*Information given*:
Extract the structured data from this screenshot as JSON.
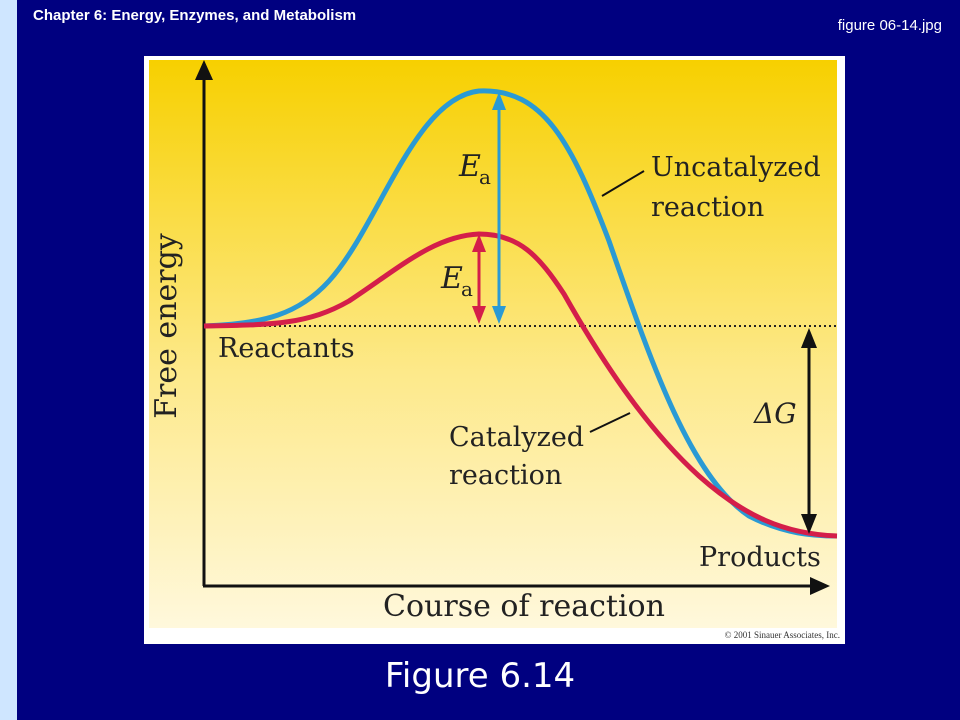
{
  "header": {
    "chapter_title": "Chapter 6: Energy, Enzymes, and Metabolism",
    "file_name": "figure 06-14.jpg"
  },
  "figure": {
    "y_axis_label": "Free energy",
    "x_axis_label": "Course of reaction",
    "label_reactants": "Reactants",
    "label_products": "Products",
    "label_uncatalyzed_line1": "Uncatalyzed",
    "label_uncatalyzed_line2": "reaction",
    "label_catalyzed_line1": "Catalyzed",
    "label_catalyzed_line2": "reaction",
    "ea_symbol": "E",
    "ea_subscript": "a",
    "delta_g_label": "ΔG",
    "copyright": "© 2001 Sinauer Associates, Inc.",
    "colors": {
      "uncatalyzed": "#2a9ad4",
      "catalyzed": "#d41e4a",
      "background_top": "#f7d000",
      "background_bottom": "#fff7d8"
    }
  },
  "caption": "Figure 6.14"
}
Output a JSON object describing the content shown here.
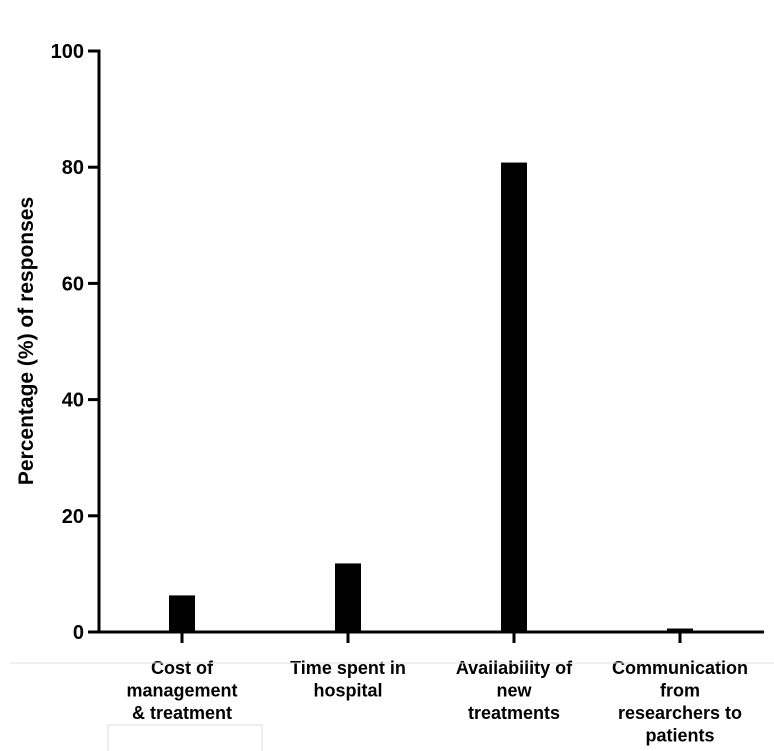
{
  "chart_data": {
    "type": "bar",
    "title": "",
    "xlabel": "",
    "ylabel": "Percentage (%) of responses",
    "ylim": [
      0,
      100
    ],
    "yticks": [
      0,
      20,
      40,
      60,
      80,
      100
    ],
    "grid": false,
    "bar_color": "#000000",
    "categories": [
      [
        "Cost of",
        "management",
        "& treatment"
      ],
      [
        "Time spent in",
        "hospital"
      ],
      [
        "Availability of",
        "new",
        "treatments"
      ],
      [
        "Communication",
        "from",
        "researchers to",
        "patients"
      ]
    ],
    "values": [
      6.3,
      11.8,
      80.8,
      0.6
    ]
  }
}
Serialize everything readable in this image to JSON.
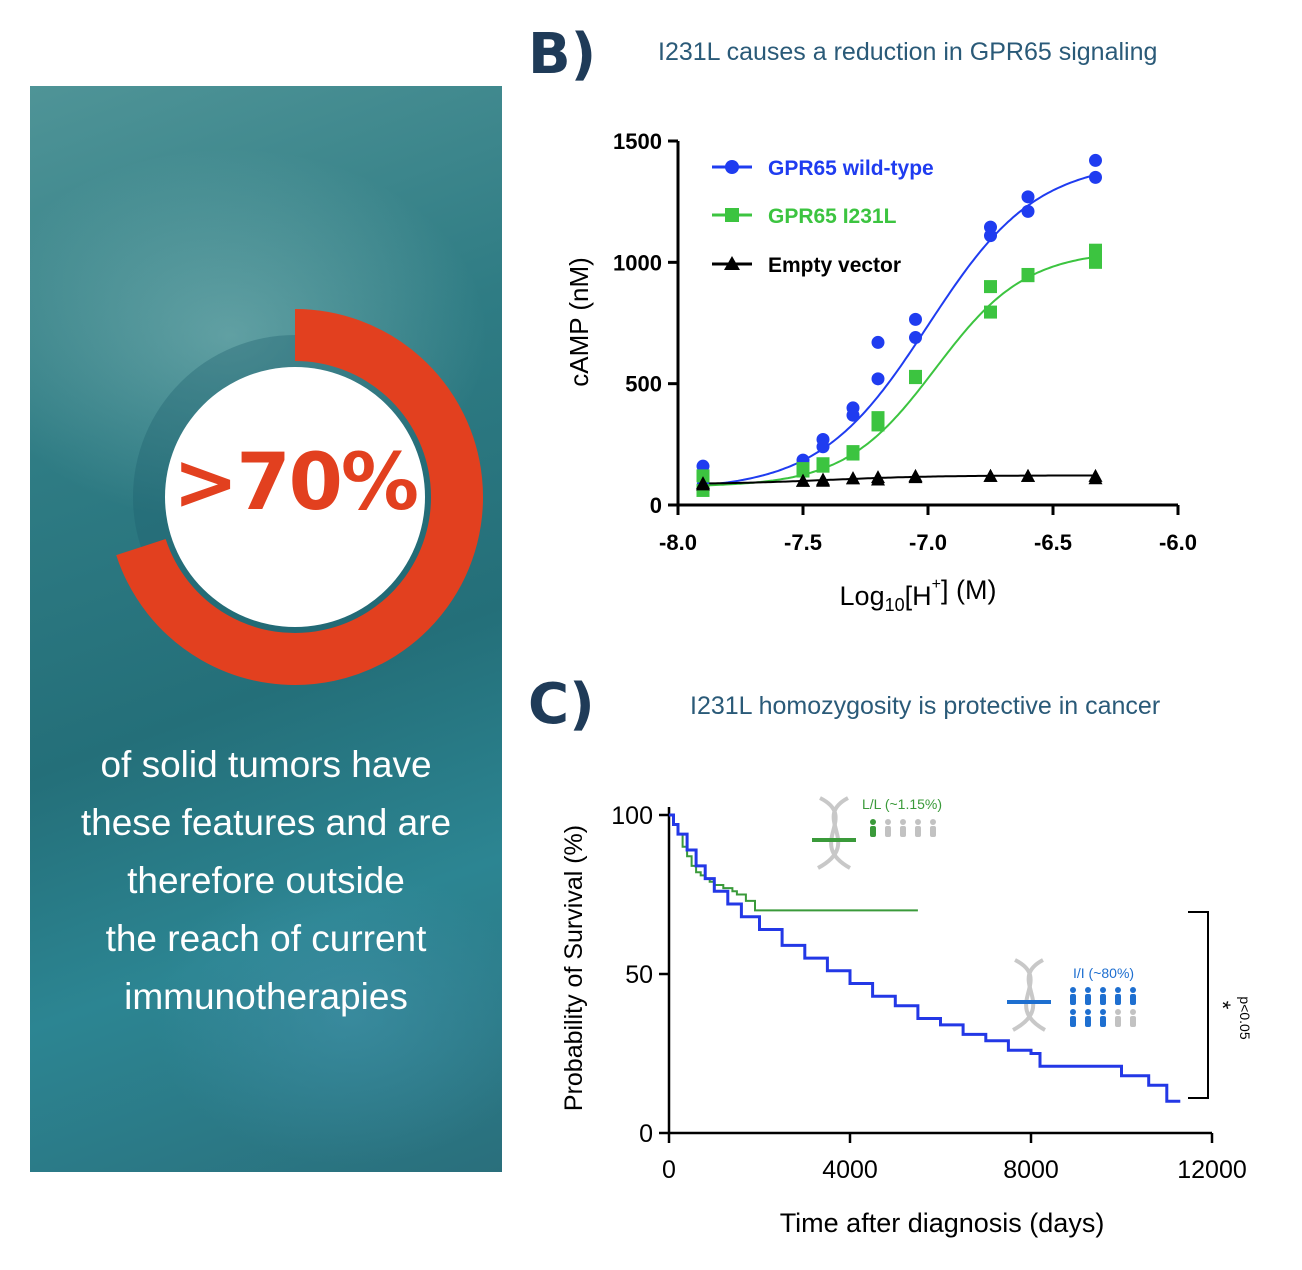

*Work item*:
Find the lines above that contain the word "this" and copy each one.

*Written solution*:
Extract the structured data from this screenshot as JSON.
Serialize everything readable in this image to JSON.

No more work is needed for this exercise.